**TASK GOAL:** Below are records; count the lines in them that hold "oktober" and give only the count.

(Saved entries)
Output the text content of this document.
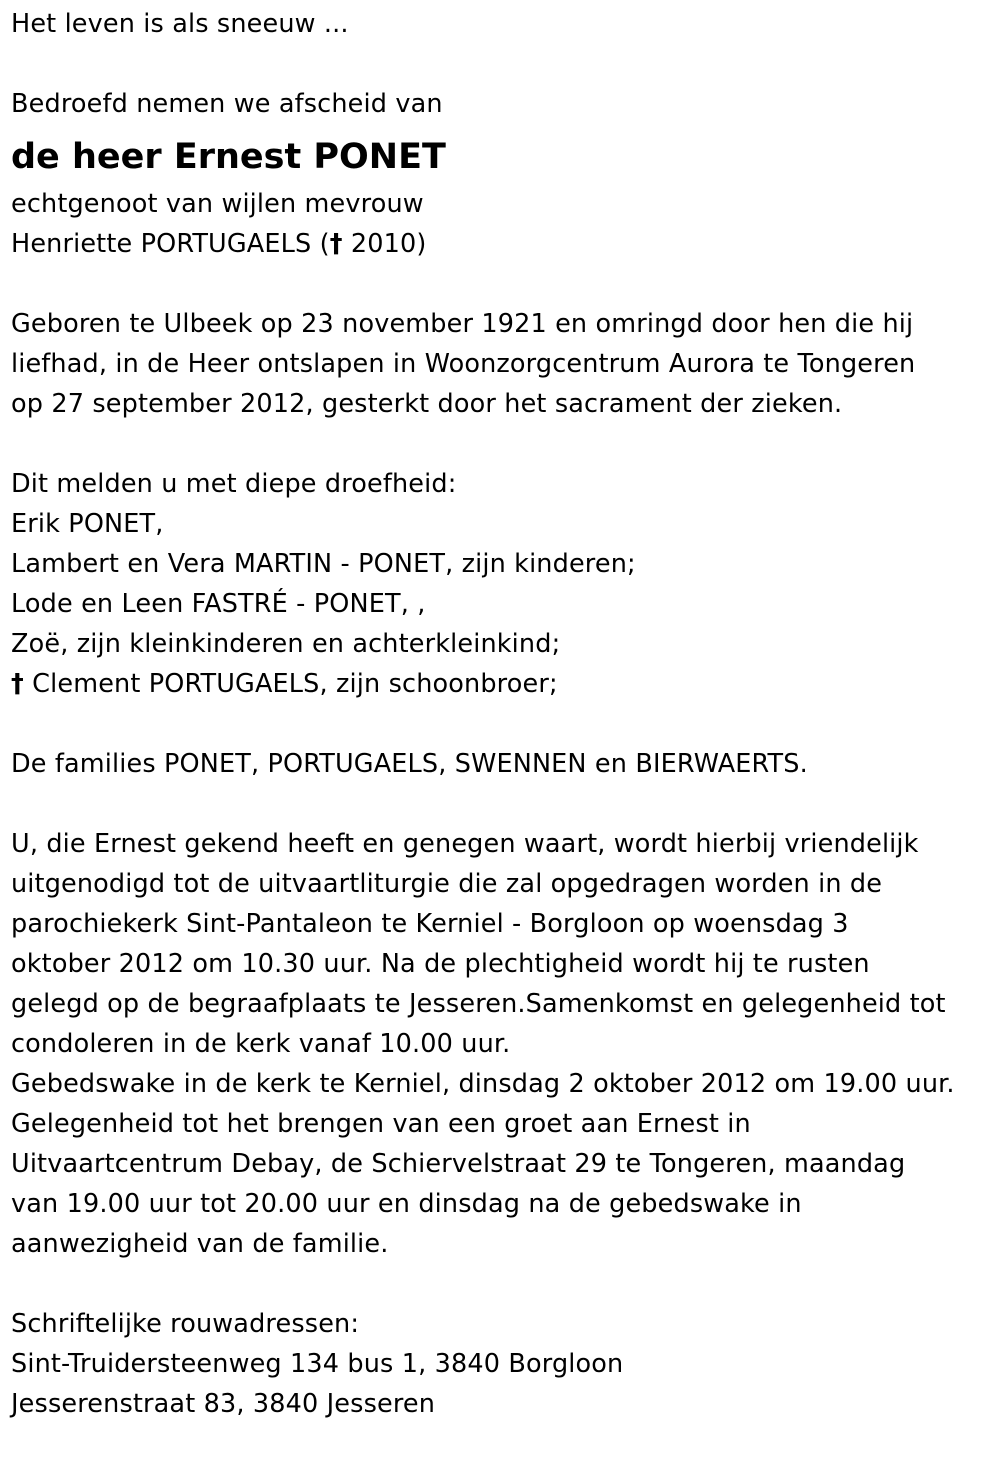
Het leven is als sneeuw ...
Bedroefd nemen we afscheid van
de heer Ernest PONET
echtgenoot van wijlen mevrouw
Henriette PORTUGAELS († 2010)
Geboren te Ulbeek op 23 november 1921 en omringd door hen die hij
liefhad, in de Heer ontslapen in Woonzorgcentrum Aurora te Tongeren
op 27 september 2012, gesterkt door het sacrament der zieken.
Dit melden u met diepe droefheid:
Erik PONET,
Lambert en Vera MARTIN - PONET, zijn kinderen;
Lode en Leen FASTRÉ - PONET, ,
Zoë, zijn kleinkinderen en achterkleinkind;
† Clement PORTUGAELS, zijn schoonbroer;
De families PONET, PORTUGAELS, SWENNEN en BIERWAERTS.
U, die Ernest gekend heeft en genegen waart, wordt hierbij vriendelijk
uitgenodigd tot de uitvaartliturgie die zal opgedragen worden in de
parochiekerk Sint-Pantaleon te Kerniel - Borgloon op woensdag 3
oktober 2012 om 10.30 uur. Na de plechtigheid wordt hij te rusten
gelegd op de begraafplaats te Jesseren.Samenkomst en gelegenheid tot
condoleren in de kerk vanaf 10.00 uur.
Gebedswake in de kerk te Kerniel, dinsdag 2 oktober 2012 om 19.00 uur.
Gelegenheid tot het brengen van een groet aan Ernest in
Uitvaartcentrum Debay, de Schiervelstraat 29 te Tongeren, maandag
van 19.00 uur tot 20.00 uur en dinsdag na de gebedswake in
aanwezigheid van de familie.
Schriftelijke rouwadressen:
Sint-Truidersteenweg 134 bus 1, 3840 Borgloon
Jesserenstraat 83, 3840 Jesseren
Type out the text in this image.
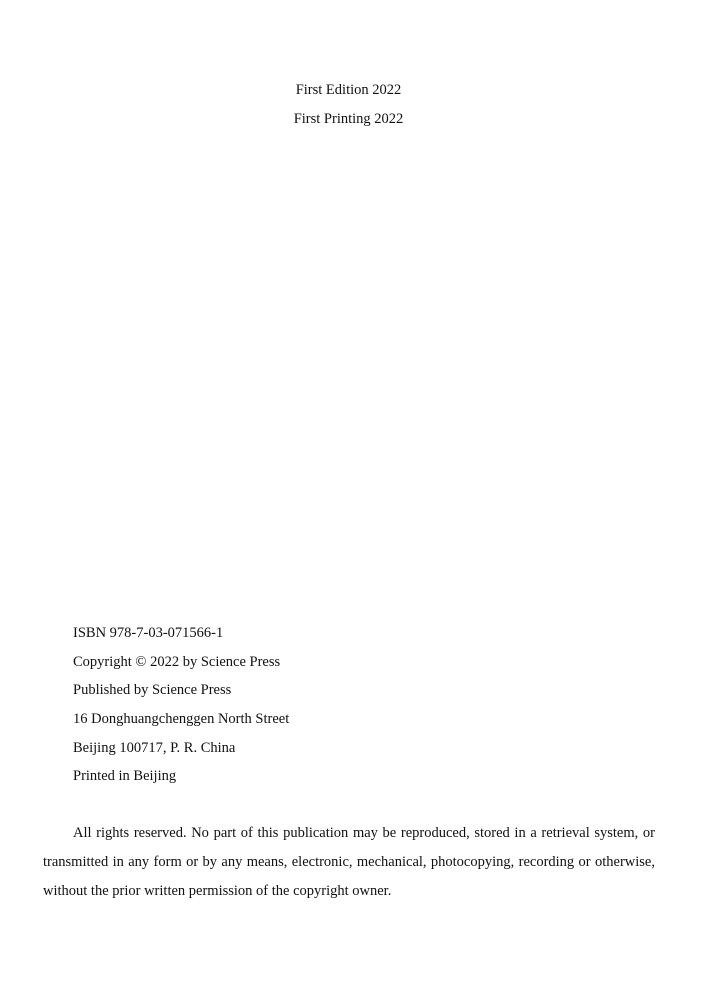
First Edition 2022
First Printing 2022
ISBN 978-7-03-071566-1
Copyright © 2022 by Science Press
Published by Science Press
16 Donghuangchenggen North Street
Beijing 100717, P. R. China
Printed in Beijing

All rights reserved. No part of this publication may be reproduced, stored in a retrieval system, or transmitted in any form or by any means, electronic, mechanical, photocopying, recording or otherwise, without the prior written permission of the copyright owner.
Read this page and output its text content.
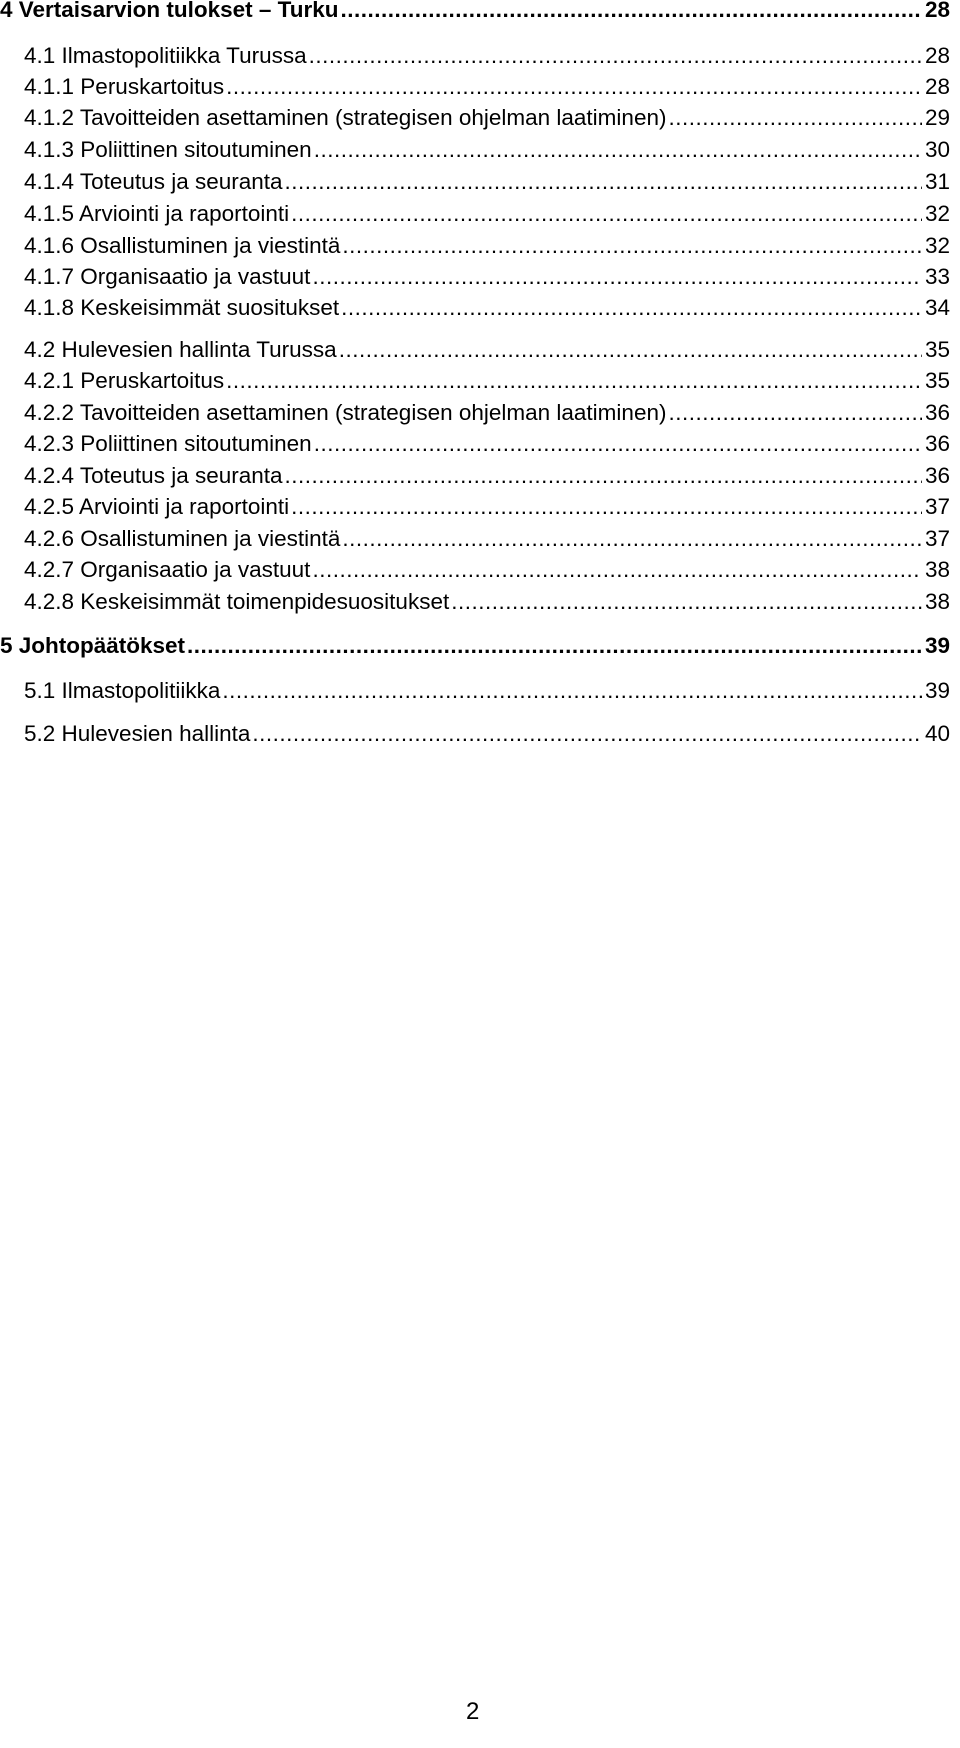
4 Vertaisarvion tulokset – Turku .....	28
4.1 Ilmastopolitiikka Turussa .....	28
4.1.1 Peruskartoitus .....	28
4.1.2 Tavoitteiden asettaminen (strategisen ohjelman laatiminen) .....	29
4.1.3 Poliittinen sitoutuminen .....	30
4.1.4 Toteutus ja seuranta .....	31
4.1.5 Arviointi ja raportointi .....	32
4.1.6 Osallistuminen ja viestintä .....	32
4.1.7 Organisaatio ja vastuut .....	33
4.1.8 Keskeisimmät suositukset .....	34
4.2 Hulevesien hallinta Turussa .....	35
4.2.1 Peruskartoitus .....	35
4.2.2 Tavoitteiden asettaminen (strategisen ohjelman laatiminen) .....	36
4.2.3 Poliittinen sitoutuminen .....	36
4.2.4 Toteutus ja seuranta .....	36
4.2.5 Arviointi ja raportointi .....	37
4.2.6 Osallistuminen ja viestintä .....	37
4.2.7 Organisaatio ja vastuut .....	38
4.2.8 Keskeisimmät toimenpidesuositukset .....	38
5 Johtopäätökset .....	39
5.1 Ilmastopolitiikka .....	39
5.2 Hulevesien hallinta .....	40
2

**FULL RESPONSE:** 2